>>>>>

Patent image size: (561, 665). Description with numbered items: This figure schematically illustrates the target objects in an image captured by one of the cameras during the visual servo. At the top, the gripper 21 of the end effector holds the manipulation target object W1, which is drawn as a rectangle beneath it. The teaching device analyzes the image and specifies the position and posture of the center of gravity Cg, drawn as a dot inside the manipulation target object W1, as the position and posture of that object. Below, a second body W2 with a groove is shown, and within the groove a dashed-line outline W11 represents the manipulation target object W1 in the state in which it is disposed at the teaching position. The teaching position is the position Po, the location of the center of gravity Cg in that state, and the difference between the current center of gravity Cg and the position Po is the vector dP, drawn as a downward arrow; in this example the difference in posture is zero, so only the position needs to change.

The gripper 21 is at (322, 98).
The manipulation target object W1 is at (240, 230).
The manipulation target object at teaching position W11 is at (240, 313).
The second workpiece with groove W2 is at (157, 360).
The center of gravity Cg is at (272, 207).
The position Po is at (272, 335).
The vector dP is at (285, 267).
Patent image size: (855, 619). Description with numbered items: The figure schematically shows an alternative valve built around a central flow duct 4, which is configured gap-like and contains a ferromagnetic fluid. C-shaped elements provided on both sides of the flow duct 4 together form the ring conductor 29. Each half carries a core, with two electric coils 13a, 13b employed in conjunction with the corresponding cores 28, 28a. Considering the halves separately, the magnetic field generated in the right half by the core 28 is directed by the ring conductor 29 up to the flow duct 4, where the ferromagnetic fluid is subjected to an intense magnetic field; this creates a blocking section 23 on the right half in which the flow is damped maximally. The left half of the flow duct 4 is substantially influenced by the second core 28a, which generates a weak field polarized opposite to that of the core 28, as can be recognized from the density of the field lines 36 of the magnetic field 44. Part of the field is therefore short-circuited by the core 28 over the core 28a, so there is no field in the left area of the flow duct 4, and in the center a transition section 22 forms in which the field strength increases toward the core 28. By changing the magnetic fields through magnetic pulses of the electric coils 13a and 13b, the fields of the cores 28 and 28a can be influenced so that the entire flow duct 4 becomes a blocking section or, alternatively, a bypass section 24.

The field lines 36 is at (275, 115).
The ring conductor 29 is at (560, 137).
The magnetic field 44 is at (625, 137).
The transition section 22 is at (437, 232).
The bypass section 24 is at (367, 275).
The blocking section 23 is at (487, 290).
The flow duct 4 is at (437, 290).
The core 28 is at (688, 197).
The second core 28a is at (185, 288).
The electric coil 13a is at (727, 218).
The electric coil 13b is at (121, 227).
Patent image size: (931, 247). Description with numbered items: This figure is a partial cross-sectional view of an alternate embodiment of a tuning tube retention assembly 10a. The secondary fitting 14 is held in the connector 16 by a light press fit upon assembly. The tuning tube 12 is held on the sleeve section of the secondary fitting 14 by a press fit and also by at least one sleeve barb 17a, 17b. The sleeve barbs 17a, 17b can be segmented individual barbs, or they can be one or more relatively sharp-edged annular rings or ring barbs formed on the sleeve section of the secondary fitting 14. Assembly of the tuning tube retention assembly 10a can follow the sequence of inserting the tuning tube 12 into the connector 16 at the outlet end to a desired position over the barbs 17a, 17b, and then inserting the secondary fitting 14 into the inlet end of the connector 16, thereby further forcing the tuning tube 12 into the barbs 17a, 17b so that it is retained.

<<<<<

GIVEN PROBLEM → Reproduce the material verbatim, starting at its first line and ending with the line that contains "The manipulation target object W1 is", both included.

EXERCISE RESPONSE →
Patent image size: (561, 665). Description with numbered items: This figure schematically illustrates the target objects in an image captured by one of the cameras during the visual servo. At the top, the gripper 21 of the end effector holds the manipulation target object W1, which is drawn as a rectangle beneath it. The teaching device analyzes the image and specifies the position and posture of the center of gravity Cg, drawn as a dot inside the manipulation target object W1, as the position and posture of that object. Below, a second body W2 with a groove is shown, and within the groove a dashed-line outline W11 represents the manipulation target object W1 in the state in which it is disposed at the teaching position. The teaching position is the position Po, the location of the center of gravity Cg in that state, and the difference between the current center of gravity Cg and the position Po is the vector dP, drawn as a downward arrow; in this example the difference in posture is zero, so only the position needs to change.

The gripper 21 is at (322, 98).
The manipulation target object W1 is at (240, 230).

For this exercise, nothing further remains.